REQUIREMENT.
Transcribe the records exactly. Pictures do not belong in the transcription.

:: ENTRIES

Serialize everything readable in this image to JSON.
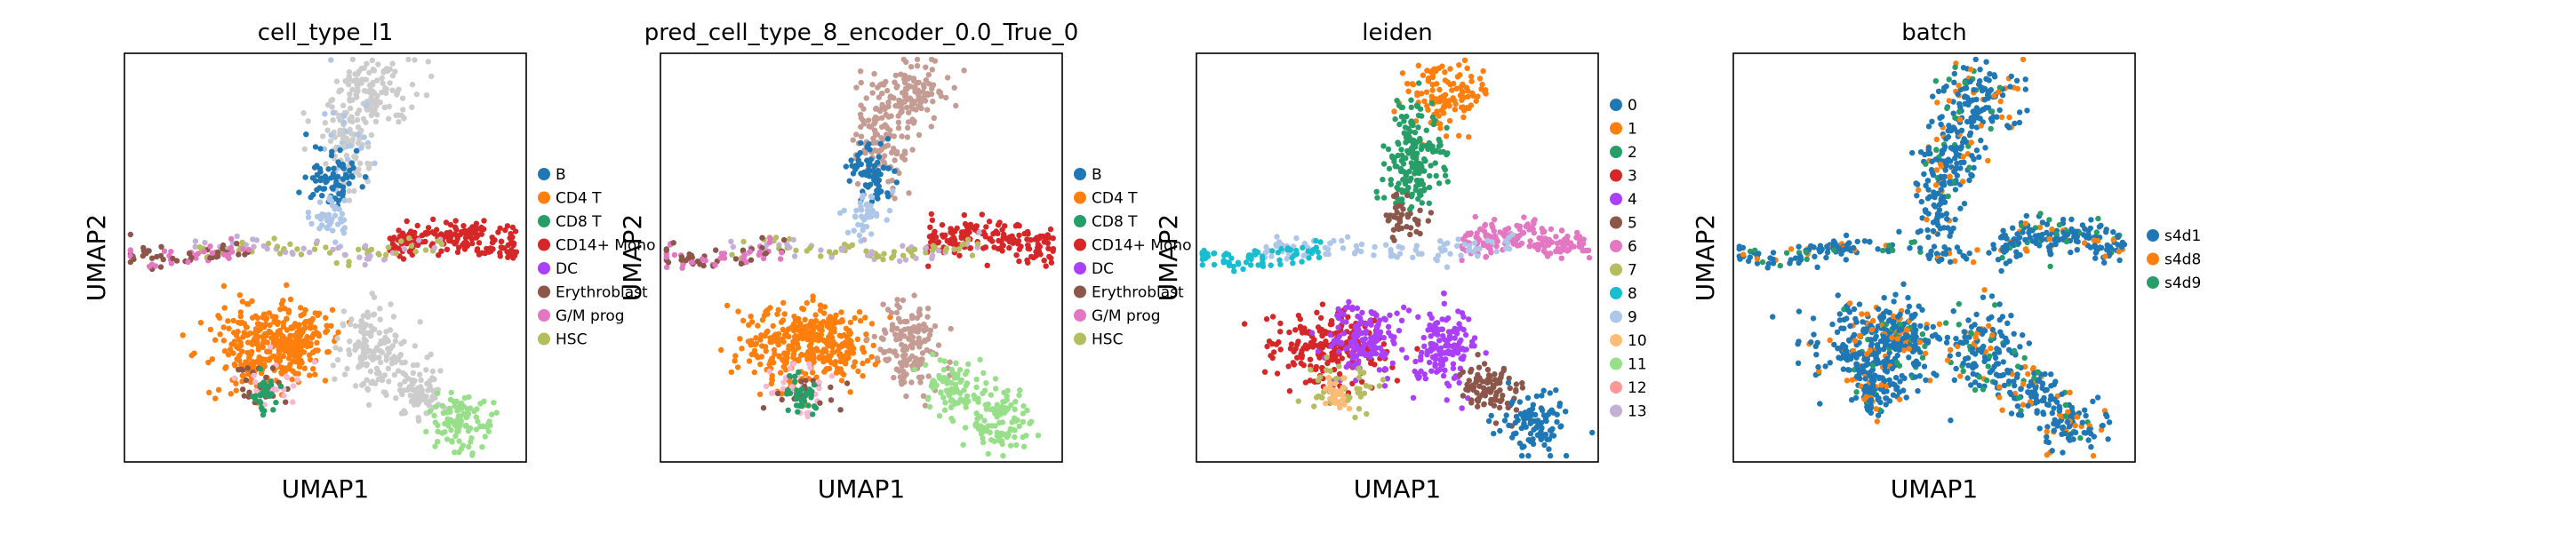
{
  "chart_data": [
    {
      "type": "scatter",
      "title": "cell_type_l1",
      "xlabel": "UMAP1",
      "ylabel": "UMAP2",
      "grid": false,
      "legend_position": "right",
      "legend": [
        {
          "label": "B",
          "color": "#1f77b4"
        },
        {
          "label": "CD4 T",
          "color": "#ff7f0e"
        },
        {
          "label": "CD8 T",
          "color": "#279e68"
        },
        {
          "label": "CD14+ Mono",
          "color": "#d62728"
        },
        {
          "label": "DC",
          "color": "#aa40fc"
        },
        {
          "label": "Erythroblast",
          "color": "#8c564b"
        },
        {
          "label": "G/M prog",
          "color": "#e377c2"
        },
        {
          "label": "HSC",
          "color": "#b5bd61"
        }
      ]
    },
    {
      "type": "scatter",
      "title": "pred_cell_type_8_encoder_0.0_True_0",
      "xlabel": "UMAP1",
      "ylabel": "UMAP2",
      "grid": false,
      "legend_position": "right",
      "legend": [
        {
          "label": "B",
          "color": "#1f77b4"
        },
        {
          "label": "CD4 T",
          "color": "#ff7f0e"
        },
        {
          "label": "CD8 T",
          "color": "#279e68"
        },
        {
          "label": "CD14+ Mono",
          "color": "#d62728"
        },
        {
          "label": "DC",
          "color": "#aa40fc"
        },
        {
          "label": "Erythroblast",
          "color": "#8c564b"
        },
        {
          "label": "G/M prog",
          "color": "#e377c2"
        },
        {
          "label": "HSC",
          "color": "#b5bd61"
        }
      ]
    },
    {
      "type": "scatter",
      "title": "leiden",
      "xlabel": "UMAP1",
      "ylabel": "UMAP2",
      "grid": false,
      "legend_position": "right",
      "legend": [
        {
          "label": "0",
          "color": "#1f77b4"
        },
        {
          "label": "1",
          "color": "#ff7f0e"
        },
        {
          "label": "2",
          "color": "#279e68"
        },
        {
          "label": "3",
          "color": "#d62728"
        },
        {
          "label": "4",
          "color": "#aa40fc"
        },
        {
          "label": "5",
          "color": "#8c564b"
        },
        {
          "label": "6",
          "color": "#e377c2"
        },
        {
          "label": "7",
          "color": "#b5bd61"
        },
        {
          "label": "8",
          "color": "#17becf"
        },
        {
          "label": "9",
          "color": "#aec7e8"
        },
        {
          "label": "10",
          "color": "#ffbb78"
        },
        {
          "label": "11",
          "color": "#98df8a"
        },
        {
          "label": "12",
          "color": "#ff9896"
        },
        {
          "label": "13",
          "color": "#c5b0d5"
        }
      ]
    },
    {
      "type": "scatter",
      "title": "batch",
      "xlabel": "UMAP1",
      "ylabel": "UMAP2",
      "grid": false,
      "legend_position": "right",
      "legend": [
        {
          "label": "s4d1",
          "color": "#1f77b4"
        },
        {
          "label": "s4d8",
          "color": "#ff7f0e"
        },
        {
          "label": "s4d9",
          "color": "#279e68"
        }
      ]
    }
  ]
}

::::

TASK SOLUTION.
Serialize everything readable in this image to JSON.
{
  "chart_data": [
    {
      "type": "scatter",
      "title": "cell_type_l1",
      "xlabel": "UMAP1",
      "ylabel": "UMAP2",
      "grid": false,
      "legend_position": "right",
      "legend": [
        {
          "label": "B",
          "color": "#1f77b4"
        },
        {
          "label": "CD4 T",
          "color": "#ff7f0e"
        },
        {
          "label": "CD8 T",
          "color": "#279e68"
        },
        {
          "label": "CD14+ Mono",
          "color": "#d62728"
        },
        {
          "label": "DC",
          "color": "#aa40fc"
        },
        {
          "label": "Erythroblast",
          "color": "#8c564b"
        },
        {
          "label": "G/M prog",
          "color": "#e377c2"
        },
        {
          "label": "HSC",
          "color": "#b5bd61"
        }
      ]
    },
    {
      "type": "scatter",
      "title": "pred_cell_type_8_encoder_0.0_True_0",
      "xlabel": "UMAP1",
      "ylabel": "UMAP2",
      "grid": false,
      "legend_position": "right",
      "legend": [
        {
          "label": "B",
          "color": "#1f77b4"
        },
        {
          "label": "CD4 T",
          "color": "#ff7f0e"
        },
        {
          "label": "CD8 T",
          "color": "#279e68"
        },
        {
          "label": "CD14+ Mono",
          "color": "#d62728"
        },
        {
          "label": "DC",
          "color": "#aa40fc"
        },
        {
          "label": "Erythroblast",
          "color": "#8c564b"
        },
        {
          "label": "G/M prog",
          "color": "#e377c2"
        },
        {
          "label": "HSC",
          "color": "#b5bd61"
        }
      ]
    },
    {
      "type": "scatter",
      "title": "leiden",
      "xlabel": "UMAP1",
      "ylabel": "UMAP2",
      "grid": false,
      "legend_position": "right",
      "legend": [
        {
          "label": "0",
          "color": "#1f77b4"
        },
        {
          "label": "1",
          "color": "#ff7f0e"
        },
        {
          "label": "2",
          "color": "#279e68"
        },
        {
          "label": "3",
          "color": "#d62728"
        },
        {
          "label": "4",
          "color": "#aa40fc"
        },
        {
          "label": "5",
          "color": "#8c564b"
        },
        {
          "label": "6",
          "color": "#e377c2"
        },
        {
          "label": "7",
          "color": "#b5bd61"
        },
        {
          "label": "8",
          "color": "#17becf"
        },
        {
          "label": "9",
          "color": "#aec7e8"
        },
        {
          "label": "10",
          "color": "#ffbb78"
        },
        {
          "label": "11",
          "color": "#98df8a"
        },
        {
          "label": "12",
          "color": "#ff9896"
        },
        {
          "label": "13",
          "color": "#c5b0d5"
        }
      ]
    },
    {
      "type": "scatter",
      "title": "batch",
      "xlabel": "UMAP1",
      "ylabel": "UMAP2",
      "grid": false,
      "legend_position": "right",
      "legend": [
        {
          "label": "s4d1",
          "color": "#1f77b4"
        },
        {
          "label": "s4d8",
          "color": "#ff7f0e"
        },
        {
          "label": "s4d9",
          "color": "#279e68"
        }
      ]
    }
  ]
}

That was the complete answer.